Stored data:
** BEGIN **
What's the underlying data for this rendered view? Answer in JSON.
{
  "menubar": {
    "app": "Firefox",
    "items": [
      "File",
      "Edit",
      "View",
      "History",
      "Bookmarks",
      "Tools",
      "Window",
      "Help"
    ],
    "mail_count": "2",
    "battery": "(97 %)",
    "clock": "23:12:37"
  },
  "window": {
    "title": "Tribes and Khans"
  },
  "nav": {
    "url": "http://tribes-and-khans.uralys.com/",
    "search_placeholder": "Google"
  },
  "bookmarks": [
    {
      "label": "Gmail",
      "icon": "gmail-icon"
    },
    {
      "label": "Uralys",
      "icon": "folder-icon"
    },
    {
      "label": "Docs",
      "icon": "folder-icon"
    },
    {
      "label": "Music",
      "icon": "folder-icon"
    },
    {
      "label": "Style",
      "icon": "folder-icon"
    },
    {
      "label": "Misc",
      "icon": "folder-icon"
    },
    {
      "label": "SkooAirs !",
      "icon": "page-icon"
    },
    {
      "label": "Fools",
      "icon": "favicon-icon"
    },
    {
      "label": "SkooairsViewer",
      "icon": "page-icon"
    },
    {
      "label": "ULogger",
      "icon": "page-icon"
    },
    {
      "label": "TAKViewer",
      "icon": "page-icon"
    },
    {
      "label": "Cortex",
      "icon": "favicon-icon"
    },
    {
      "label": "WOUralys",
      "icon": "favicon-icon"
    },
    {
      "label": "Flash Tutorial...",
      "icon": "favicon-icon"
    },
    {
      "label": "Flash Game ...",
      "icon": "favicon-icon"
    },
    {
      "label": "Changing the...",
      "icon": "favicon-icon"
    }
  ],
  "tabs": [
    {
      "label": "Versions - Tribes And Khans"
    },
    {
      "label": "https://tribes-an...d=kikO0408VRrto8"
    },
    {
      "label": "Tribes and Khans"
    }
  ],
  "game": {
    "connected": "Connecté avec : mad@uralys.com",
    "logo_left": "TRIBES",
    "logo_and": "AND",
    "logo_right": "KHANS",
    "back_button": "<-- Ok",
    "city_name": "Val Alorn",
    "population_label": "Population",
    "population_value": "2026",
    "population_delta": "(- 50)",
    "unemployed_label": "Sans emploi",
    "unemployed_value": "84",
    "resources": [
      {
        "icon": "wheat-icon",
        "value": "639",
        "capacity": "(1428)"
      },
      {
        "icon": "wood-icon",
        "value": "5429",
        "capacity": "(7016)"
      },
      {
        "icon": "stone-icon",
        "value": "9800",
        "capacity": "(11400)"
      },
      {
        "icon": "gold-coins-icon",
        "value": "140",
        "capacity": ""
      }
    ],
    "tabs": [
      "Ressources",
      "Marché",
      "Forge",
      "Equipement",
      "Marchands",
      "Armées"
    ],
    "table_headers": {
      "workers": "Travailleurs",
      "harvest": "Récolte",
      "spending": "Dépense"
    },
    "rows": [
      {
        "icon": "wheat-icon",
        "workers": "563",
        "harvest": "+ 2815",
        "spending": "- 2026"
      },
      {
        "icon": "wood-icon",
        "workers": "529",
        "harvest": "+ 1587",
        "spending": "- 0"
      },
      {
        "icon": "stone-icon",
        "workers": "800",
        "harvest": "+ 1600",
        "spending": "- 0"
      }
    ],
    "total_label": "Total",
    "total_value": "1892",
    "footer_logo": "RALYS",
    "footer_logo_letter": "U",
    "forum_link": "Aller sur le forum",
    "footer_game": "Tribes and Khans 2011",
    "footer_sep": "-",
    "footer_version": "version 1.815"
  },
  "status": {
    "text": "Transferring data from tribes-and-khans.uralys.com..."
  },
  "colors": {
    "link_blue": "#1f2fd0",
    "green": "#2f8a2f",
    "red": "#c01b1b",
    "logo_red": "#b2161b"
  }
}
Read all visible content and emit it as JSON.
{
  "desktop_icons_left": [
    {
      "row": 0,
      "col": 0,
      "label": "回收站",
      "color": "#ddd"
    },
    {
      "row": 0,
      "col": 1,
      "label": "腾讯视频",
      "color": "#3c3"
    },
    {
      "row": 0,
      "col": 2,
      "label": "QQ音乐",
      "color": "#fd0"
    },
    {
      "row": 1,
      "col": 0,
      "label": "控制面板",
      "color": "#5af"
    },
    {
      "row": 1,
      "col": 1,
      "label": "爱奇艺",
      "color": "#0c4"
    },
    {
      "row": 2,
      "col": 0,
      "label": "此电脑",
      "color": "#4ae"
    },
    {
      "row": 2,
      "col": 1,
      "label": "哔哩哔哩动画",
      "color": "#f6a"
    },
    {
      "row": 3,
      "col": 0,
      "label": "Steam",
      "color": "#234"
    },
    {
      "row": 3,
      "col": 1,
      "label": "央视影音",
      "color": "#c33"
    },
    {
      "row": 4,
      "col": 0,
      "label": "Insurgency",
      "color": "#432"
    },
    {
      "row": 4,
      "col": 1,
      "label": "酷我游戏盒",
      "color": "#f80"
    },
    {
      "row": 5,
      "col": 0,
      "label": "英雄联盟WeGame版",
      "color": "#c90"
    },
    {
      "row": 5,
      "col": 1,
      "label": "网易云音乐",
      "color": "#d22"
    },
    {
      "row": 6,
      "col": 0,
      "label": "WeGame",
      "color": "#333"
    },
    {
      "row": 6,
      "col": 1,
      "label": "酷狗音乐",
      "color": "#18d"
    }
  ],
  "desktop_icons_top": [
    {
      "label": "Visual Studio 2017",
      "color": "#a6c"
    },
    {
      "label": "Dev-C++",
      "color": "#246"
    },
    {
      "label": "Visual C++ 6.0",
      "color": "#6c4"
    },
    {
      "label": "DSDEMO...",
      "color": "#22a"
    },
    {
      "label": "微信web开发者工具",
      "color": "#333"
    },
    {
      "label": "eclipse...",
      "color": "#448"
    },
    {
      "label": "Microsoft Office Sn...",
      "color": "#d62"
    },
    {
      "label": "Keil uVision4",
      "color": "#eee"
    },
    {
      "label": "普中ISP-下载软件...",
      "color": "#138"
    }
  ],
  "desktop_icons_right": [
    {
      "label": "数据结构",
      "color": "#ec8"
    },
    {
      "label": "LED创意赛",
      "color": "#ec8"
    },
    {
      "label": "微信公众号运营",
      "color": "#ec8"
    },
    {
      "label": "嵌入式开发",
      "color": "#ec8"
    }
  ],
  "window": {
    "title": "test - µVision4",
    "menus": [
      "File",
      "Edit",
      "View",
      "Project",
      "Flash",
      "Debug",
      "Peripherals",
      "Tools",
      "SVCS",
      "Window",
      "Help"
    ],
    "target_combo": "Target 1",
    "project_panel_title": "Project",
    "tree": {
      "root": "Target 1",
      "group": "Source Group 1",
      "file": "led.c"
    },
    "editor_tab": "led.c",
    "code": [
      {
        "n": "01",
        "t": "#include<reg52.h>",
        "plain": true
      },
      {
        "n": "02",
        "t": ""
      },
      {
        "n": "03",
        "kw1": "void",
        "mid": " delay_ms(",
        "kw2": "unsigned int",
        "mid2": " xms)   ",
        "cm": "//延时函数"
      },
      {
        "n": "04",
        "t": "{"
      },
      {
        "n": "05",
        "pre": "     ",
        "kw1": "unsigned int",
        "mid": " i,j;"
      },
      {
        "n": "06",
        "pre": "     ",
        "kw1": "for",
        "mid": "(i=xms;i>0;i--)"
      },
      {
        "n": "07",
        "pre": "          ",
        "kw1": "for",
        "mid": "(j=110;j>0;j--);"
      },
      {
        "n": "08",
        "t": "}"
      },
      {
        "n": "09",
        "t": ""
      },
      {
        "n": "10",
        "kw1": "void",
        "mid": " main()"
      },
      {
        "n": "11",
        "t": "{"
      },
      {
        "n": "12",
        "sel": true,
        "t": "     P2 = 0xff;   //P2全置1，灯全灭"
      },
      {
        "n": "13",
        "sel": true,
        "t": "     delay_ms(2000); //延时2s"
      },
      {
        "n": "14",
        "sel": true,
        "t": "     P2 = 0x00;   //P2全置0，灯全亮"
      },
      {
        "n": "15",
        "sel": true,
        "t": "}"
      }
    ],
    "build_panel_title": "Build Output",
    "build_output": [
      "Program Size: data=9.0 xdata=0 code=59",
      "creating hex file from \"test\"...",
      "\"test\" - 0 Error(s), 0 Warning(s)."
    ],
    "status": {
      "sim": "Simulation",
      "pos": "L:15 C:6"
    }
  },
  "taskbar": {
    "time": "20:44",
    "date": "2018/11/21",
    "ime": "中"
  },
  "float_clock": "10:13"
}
** END **
** BEGIN **
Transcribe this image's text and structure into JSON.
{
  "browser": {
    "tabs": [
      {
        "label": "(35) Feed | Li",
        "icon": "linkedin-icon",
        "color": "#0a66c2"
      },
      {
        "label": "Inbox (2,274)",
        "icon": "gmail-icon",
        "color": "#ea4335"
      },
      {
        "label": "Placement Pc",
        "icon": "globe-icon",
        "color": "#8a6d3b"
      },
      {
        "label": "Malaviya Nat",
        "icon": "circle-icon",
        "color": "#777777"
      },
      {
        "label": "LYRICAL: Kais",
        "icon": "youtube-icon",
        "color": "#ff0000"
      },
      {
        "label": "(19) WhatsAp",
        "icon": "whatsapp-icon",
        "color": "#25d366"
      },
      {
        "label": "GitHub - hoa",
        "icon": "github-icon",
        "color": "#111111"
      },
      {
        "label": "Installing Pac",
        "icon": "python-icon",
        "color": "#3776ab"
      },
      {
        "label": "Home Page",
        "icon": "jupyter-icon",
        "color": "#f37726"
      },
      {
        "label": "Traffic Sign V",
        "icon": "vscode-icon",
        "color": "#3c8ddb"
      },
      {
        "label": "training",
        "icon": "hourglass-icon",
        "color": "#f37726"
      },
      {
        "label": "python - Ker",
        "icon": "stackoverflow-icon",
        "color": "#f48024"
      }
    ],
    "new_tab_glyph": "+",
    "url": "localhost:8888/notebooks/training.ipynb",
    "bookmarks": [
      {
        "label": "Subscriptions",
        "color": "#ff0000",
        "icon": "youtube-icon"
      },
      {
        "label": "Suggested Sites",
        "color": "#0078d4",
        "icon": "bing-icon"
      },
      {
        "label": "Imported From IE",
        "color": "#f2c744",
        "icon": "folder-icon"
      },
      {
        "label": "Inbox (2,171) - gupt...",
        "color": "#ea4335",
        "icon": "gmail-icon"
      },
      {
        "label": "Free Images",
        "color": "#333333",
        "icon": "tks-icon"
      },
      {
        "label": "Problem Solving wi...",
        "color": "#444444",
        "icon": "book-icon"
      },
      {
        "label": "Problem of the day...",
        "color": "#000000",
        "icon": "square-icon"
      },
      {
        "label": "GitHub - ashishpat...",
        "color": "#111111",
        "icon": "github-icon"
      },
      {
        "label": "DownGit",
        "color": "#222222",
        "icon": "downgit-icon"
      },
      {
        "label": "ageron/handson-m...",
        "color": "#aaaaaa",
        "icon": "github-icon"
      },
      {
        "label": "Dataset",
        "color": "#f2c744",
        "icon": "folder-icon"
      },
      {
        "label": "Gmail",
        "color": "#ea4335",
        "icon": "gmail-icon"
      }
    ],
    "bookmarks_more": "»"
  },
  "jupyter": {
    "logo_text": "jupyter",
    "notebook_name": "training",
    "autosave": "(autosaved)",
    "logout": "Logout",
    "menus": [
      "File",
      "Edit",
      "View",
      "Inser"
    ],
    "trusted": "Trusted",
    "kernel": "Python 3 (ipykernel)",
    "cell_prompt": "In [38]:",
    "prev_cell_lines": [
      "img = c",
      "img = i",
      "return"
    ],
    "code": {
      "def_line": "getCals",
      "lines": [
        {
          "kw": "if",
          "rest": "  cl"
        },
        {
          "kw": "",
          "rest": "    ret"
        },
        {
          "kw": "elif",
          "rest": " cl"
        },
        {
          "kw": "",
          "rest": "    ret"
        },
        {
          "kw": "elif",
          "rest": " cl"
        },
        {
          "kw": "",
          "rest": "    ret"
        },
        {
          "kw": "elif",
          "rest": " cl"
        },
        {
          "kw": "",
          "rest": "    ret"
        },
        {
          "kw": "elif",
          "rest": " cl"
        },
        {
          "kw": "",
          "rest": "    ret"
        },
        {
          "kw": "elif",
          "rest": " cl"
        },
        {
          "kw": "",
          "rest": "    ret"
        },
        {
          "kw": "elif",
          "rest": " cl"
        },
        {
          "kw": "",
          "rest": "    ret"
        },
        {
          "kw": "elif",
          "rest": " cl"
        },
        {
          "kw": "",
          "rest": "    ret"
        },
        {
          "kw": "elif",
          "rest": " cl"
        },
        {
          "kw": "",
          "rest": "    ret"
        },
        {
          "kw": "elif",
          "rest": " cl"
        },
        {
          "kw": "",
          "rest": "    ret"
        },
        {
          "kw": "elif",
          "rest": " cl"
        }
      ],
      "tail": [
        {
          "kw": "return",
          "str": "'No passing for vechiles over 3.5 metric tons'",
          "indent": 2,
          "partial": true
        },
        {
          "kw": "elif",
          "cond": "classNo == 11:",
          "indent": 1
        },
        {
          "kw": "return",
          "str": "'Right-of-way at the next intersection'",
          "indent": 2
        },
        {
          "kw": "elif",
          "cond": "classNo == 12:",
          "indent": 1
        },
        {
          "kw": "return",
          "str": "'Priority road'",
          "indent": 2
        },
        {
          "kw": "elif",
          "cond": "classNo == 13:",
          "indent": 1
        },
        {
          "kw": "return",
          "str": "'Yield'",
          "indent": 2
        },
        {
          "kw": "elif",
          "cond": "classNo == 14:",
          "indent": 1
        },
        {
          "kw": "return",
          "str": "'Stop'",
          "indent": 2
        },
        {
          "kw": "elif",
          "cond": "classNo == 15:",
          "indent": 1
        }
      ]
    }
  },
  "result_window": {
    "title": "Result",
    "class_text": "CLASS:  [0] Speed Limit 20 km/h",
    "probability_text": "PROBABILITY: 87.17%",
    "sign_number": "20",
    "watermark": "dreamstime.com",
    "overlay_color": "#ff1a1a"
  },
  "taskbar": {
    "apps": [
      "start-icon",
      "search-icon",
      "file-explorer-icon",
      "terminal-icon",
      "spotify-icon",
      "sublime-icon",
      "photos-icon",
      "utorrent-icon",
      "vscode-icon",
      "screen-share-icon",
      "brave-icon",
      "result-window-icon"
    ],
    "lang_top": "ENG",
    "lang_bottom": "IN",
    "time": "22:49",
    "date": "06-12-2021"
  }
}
** END **
Each line above that holds the string "Visual" should be copied and shown.

      "label": "Visual Studio 2017",
      "label": "Visual C++ 6.0",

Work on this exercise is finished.